____ Given records

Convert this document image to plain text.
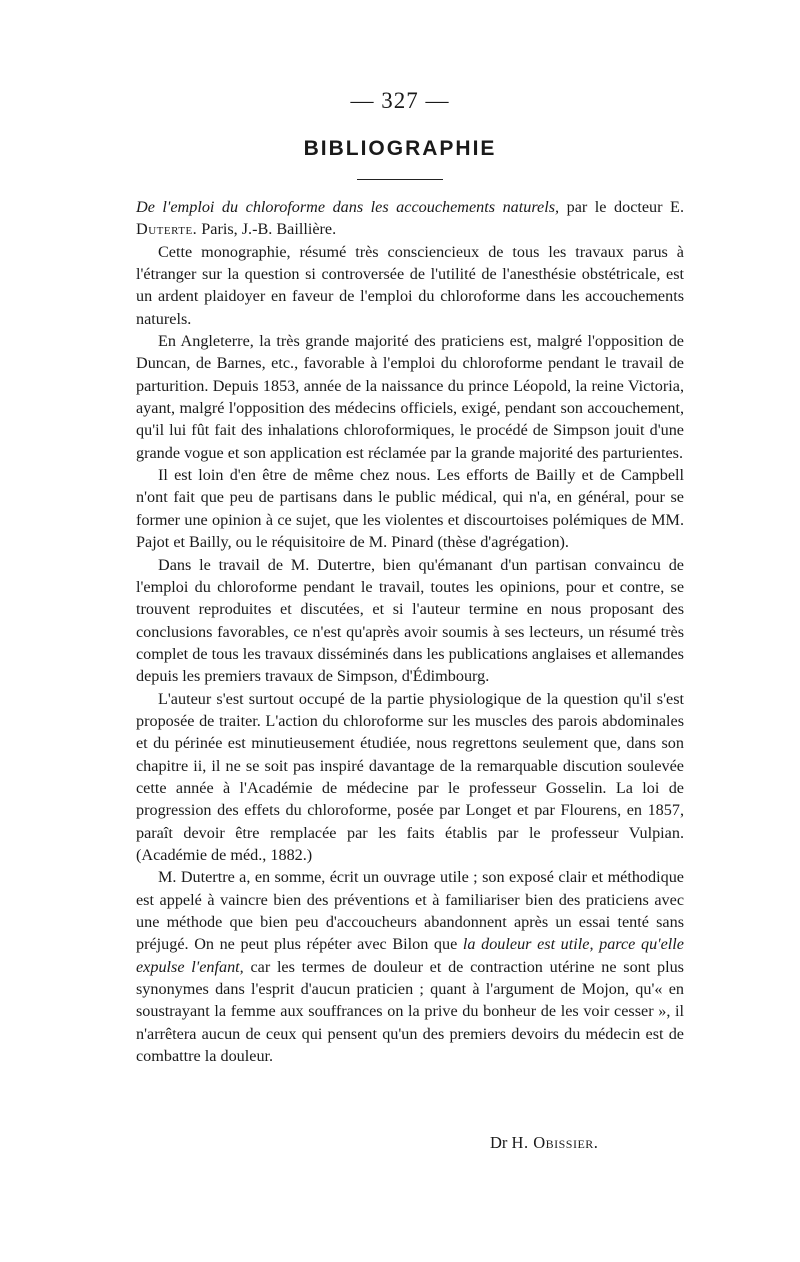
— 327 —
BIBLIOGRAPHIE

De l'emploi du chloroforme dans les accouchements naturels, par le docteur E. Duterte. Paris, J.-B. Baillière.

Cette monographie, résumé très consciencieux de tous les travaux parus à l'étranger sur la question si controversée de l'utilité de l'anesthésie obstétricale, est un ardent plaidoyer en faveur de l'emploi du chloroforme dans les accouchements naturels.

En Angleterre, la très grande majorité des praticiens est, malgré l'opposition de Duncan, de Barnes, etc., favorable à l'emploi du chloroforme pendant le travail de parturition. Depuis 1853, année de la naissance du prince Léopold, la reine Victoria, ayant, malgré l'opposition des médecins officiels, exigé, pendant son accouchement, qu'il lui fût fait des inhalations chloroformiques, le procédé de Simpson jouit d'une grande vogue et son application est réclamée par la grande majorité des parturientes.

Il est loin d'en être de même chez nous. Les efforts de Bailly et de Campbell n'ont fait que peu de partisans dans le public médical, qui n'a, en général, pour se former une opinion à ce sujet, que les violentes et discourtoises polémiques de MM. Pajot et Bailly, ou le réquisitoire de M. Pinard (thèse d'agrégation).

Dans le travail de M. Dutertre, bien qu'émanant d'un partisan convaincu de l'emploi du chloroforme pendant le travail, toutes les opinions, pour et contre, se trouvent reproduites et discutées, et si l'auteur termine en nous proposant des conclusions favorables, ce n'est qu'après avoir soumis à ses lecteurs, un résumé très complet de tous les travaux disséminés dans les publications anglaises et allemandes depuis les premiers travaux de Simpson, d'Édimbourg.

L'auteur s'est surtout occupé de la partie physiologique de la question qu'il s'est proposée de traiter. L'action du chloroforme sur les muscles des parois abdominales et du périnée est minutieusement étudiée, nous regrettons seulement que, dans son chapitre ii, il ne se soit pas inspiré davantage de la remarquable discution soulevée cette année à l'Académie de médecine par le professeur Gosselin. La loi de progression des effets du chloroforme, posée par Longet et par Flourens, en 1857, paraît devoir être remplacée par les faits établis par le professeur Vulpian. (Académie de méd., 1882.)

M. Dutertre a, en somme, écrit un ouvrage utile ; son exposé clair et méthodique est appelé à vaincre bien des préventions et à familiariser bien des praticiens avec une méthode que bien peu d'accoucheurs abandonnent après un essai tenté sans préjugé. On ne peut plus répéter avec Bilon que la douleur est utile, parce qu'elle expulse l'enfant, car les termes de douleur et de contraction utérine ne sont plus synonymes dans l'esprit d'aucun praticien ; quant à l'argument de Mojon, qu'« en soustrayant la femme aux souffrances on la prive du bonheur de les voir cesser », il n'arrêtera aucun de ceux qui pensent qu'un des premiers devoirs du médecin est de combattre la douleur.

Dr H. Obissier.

________

> Task statement
Leave every image out, and retype the material exactly.

> Solution
Convert this document image to plain text.
— 327 —
BIBLIOGRAPHIE

De l'emploi du chloroforme dans les accouchements naturels, par le docteur E. Duterte. Paris, J.-B. Baillière.

Cette monographie, résumé très consciencieux de tous les travaux parus à l'étranger sur la question si controversée de l'utilité de l'anesthésie obstétricale, est un ardent plaidoyer en faveur de l'emploi du chloroforme dans les accouchements naturels.

En Angleterre, la très grande majorité des praticiens est, malgré l'opposition de Duncan, de Barnes, etc., favorable à l'emploi du chloroforme pendant le travail de parturition. Depuis 1853, année de la naissance du prince Léopold, la reine Victoria, ayant, malgré l'opposition des médecins officiels, exigé, pendant son accouchement, qu'il lui fût fait des inhalations chloroformiques, le procédé de Simpson jouit d'une grande vogue et son application est réclamée par la grande majorité des parturientes.

Il est loin d'en être de même chez nous. Les efforts de Bailly et de Campbell n'ont fait que peu de partisans dans le public médical, qui n'a, en général, pour se former une opinion à ce sujet, que les violentes et discourtoises polémiques de MM. Pajot et Bailly, ou le réquisitoire de M. Pinard (thèse d'agrégation).

Dans le travail de M. Dutertre, bien qu'émanant d'un partisan convaincu de l'emploi du chloroforme pendant le travail, toutes les opinions, pour et contre, se trouvent reproduites et discutées, et si l'auteur termine en nous proposant des conclusions favorables, ce n'est qu'après avoir soumis à ses lecteurs, un résumé très complet de tous les travaux disséminés dans les publications anglaises et allemandes depuis les premiers travaux de Simpson, d'Édimbourg.

L'auteur s'est surtout occupé de la partie physiologique de la question qu'il s'est proposée de traiter. L'action du chloroforme sur les muscles des parois abdominales et du périnée est minutieusement étudiée, nous regrettons seulement que, dans son chapitre ii, il ne se soit pas inspiré davantage de la remarquable discution soulevée cette année à l'Académie de médecine par le professeur Gosselin. La loi de progression des effets du chloroforme, posée par Longet et par Flourens, en 1857, paraît devoir être remplacée par les faits établis par le professeur Vulpian. (Académie de méd., 1882.)

M. Dutertre a, en somme, écrit un ouvrage utile ; son exposé clair et méthodique est appelé à vaincre bien des préventions et à familiariser bien des praticiens avec une méthode que bien peu d'accoucheurs abandonnent après un essai tenté sans préjugé. On ne peut plus répéter avec Bilon que la douleur est utile, parce qu'elle expulse l'enfant, car les termes de douleur et de contraction utérine ne sont plus synonymes dans l'esprit d'aucun praticien ; quant à l'argument de Mojon, qu'« en soustrayant la femme aux souffrances on la prive du bonheur de les voir cesser », il n'arrêtera aucun de ceux qui pensent qu'un des premiers devoirs du médecin est de combattre la douleur.

Dr H. Obissier.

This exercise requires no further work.